● **Short exercise**
Repeat all of the data precisely.

[Dataset records]
Start

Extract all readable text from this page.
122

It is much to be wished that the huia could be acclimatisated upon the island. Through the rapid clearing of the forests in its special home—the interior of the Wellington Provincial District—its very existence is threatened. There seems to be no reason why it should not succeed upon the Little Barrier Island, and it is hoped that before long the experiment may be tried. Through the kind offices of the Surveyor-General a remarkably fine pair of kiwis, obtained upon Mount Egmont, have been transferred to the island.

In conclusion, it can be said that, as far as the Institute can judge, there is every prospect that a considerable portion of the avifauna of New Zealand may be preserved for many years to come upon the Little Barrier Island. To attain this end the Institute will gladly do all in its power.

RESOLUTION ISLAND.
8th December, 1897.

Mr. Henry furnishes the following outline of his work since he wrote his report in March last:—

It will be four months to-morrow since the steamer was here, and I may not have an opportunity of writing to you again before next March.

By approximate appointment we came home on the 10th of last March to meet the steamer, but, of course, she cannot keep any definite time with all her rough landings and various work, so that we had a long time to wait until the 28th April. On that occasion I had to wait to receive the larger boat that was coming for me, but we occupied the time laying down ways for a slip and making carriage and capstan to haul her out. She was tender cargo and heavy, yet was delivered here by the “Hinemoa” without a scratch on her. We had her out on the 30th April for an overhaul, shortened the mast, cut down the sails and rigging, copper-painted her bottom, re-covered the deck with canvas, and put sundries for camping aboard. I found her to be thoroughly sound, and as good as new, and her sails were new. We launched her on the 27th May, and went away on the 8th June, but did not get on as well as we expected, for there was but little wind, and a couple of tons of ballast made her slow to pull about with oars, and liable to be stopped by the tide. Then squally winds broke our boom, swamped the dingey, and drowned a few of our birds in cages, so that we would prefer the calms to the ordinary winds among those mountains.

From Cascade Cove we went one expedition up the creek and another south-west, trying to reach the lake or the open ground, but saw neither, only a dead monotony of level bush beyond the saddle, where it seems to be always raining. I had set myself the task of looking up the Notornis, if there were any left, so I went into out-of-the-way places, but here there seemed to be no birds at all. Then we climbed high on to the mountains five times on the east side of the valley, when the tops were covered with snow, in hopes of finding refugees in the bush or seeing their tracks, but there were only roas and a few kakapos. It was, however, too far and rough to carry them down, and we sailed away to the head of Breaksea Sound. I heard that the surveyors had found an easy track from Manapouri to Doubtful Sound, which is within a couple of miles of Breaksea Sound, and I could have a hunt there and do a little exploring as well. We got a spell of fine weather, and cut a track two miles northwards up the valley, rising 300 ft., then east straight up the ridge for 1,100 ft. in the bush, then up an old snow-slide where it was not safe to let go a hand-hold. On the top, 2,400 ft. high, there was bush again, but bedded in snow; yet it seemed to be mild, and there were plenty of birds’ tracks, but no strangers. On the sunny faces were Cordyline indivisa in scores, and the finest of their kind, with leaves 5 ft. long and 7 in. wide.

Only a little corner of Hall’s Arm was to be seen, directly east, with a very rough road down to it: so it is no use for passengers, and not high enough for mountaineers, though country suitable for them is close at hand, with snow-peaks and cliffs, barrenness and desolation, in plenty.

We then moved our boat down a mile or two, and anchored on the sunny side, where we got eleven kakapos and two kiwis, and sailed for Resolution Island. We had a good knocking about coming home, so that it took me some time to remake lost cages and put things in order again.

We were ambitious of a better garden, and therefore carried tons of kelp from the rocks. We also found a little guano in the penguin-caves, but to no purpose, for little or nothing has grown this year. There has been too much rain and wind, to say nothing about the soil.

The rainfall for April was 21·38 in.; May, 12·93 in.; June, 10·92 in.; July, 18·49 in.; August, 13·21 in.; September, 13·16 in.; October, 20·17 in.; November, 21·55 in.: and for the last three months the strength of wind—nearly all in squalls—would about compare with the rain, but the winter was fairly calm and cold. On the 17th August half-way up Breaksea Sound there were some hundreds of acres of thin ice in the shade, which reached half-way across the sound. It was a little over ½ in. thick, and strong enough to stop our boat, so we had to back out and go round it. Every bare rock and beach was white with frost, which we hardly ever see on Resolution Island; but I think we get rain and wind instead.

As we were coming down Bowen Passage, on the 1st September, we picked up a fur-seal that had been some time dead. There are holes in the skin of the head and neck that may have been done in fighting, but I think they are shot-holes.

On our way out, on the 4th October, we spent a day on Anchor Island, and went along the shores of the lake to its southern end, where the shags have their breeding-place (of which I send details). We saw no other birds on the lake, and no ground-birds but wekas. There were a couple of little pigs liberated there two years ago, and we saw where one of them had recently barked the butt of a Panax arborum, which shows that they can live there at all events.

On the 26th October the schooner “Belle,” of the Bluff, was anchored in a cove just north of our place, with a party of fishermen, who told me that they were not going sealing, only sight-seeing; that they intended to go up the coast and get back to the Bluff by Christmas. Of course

End

● **Written answer**
Extract all readable text from this page.
122

It is much to be wished that the huia could be acclimatisated upon the island. Through the rapid clearing of the forests in its special home—the interior of the Wellington Provincial District—its very existence is threatened. There seems to be no reason why it should not succeed upon the Little Barrier Island, and it is hoped that before long the experiment may be tried. Through the kind offices of the Surveyor-General a remarkably fine pair of kiwis, obtained upon Mount Egmont, have been transferred to the island.

In conclusion, it can be said that, as far as the Institute can judge, there is every prospect that a considerable portion of the avifauna of New Zealand may be preserved for many years to come upon the Little Barrier Island. To attain this end the Institute will gladly do all in its power.

RESOLUTION ISLAND.
8th December, 1897.

Mr. Henry furnishes the following outline of his work since he wrote his report in March last:—

It will be four months to-morrow since the steamer was here, and I may not have an opportunity of writing to you again before next March.

By approximate appointment we came home on the 10th of last March to meet the steamer, but, of course, she cannot keep any definite time with all her rough landings and various work, so that we had a long time to wait until the 28th April. On that occasion I had to wait to receive the larger boat that was coming for me, but we occupied the time laying down ways for a slip and making carriage and capstan to haul her out. She was tender cargo and heavy, yet was delivered here by the “Hinemoa” without a scratch on her. We had her out on the 30th April for an overhaul, shortened the mast, cut down the sails and rigging, copper-painted her bottom, re-covered the deck with canvas, and put sundries for camping aboard. I found her to be thoroughly sound, and as good as new, and her sails were new. We launched her on the 27th May, and went away on the 8th June, but did not get on as well as we expected, for there was but little wind, and a couple of tons of ballast made her slow to pull about with oars, and liable to be stopped by the tide. Then squally winds broke our boom, swamped the dingey, and drowned a few of our birds in cages, so that we would prefer the calms to the ordinary winds among those mountains.

From Cascade Cove we went one expedition up the creek and another south-west, trying to reach the lake or the open ground, but saw neither, only a dead monotony of level bush beyond the saddle, where it seems to be always raining. I had set myself the task of looking up the Notornis, if there were any left, so I went into out-of-the-way places, but here there seemed to be no birds at all. Then we climbed high on to the mountains five times on the east side of the valley, when the tops were covered with snow, in hopes of finding refugees in the bush or seeing their tracks, but there were only roas and a few kakapos. It was, however, too far and rough to carry them down, and we sailed away to the head of Breaksea Sound. I heard that the surveyors had found an easy track from Manapouri to Doubtful Sound, which is within a couple of miles of Breaksea Sound, and I could have a hunt there and do a little exploring as well. We got a spell of fine weather, and cut a track two miles northwards up the valley, rising 300 ft., then east straight up the ridge for 1,100 ft. in the bush, then up an old snow-slide where it was not safe to let go a hand-hold. On the top, 2,400 ft. high, there was bush again, but bedded in snow; yet it seemed to be mild, and there were plenty of birds’ tracks, but no strangers. On the sunny faces were Cordyline indivisa in scores, and the finest of their kind, with leaves 5 ft. long and 7 in. wide.

Only a little corner of Hall’s Arm was to be seen, directly east, with a very rough road down to it: so it is no use for passengers, and not high enough for mountaineers, though country suitable for them is close at hand, with snow-peaks and cliffs, barrenness and desolation, in plenty.

We then moved our boat down a mile or two, and anchored on the sunny side, where we got eleven kakapos and two kiwis, and sailed for Resolution Island. We had a good knocking about coming home, so that it took me some time to remake lost cages and put things in order again.

We were ambitious of a better garden, and therefore carried tons of kelp from the rocks. We also found a little guano in the penguin-caves, but to no purpose, for little or nothing has grown this year. There has been too much rain and wind, to say nothing about the soil.

The rainfall for April was 21·38 in.; May, 12·93 in.; June, 10·92 in.; July, 18·49 in.; August, 13·21 in.; September, 13·16 in.; October, 20·17 in.; November, 21·55 in.: and for the last three months the strength of wind—nearly all in squalls—would about compare with the rain, but the winter was fairly calm and cold. On the 17th August half-way up Breaksea Sound there were some hundreds of acres of thin ice in the shade, which reached half-way across the sound. It was a little over ½ in. thick, and strong enough to stop our boat, so we had to back out and go round it. Every bare rock and beach was white with frost, which we hardly ever see on Resolution Island; but I think we get rain and wind instead.

As we were coming down Bowen Passage, on the 1st September, we picked up a fur-seal that had been some time dead. There are holes in the skin of the head and neck that may have been done in fighting, but I think they are shot-holes.

On our way out, on the 4th October, we spent a day on Anchor Island, and went along the shores of the lake to its southern end, where the shags have their breeding-place (of which I send details). We saw no other birds on the lake, and no ground-birds but wekas. There were a couple of little pigs liberated there two years ago, and we saw where one of them had recently barked the butt of a Panax arborum, which shows that they can live there at all events.

On the 26th October the schooner “Belle,” of the Bluff, was anchored in a cove just north of our place, with a party of fishermen, who told me that they were not going sealing, only sight-seeing; that they intended to go up the coast and get back to the Bluff by Christmas. Of course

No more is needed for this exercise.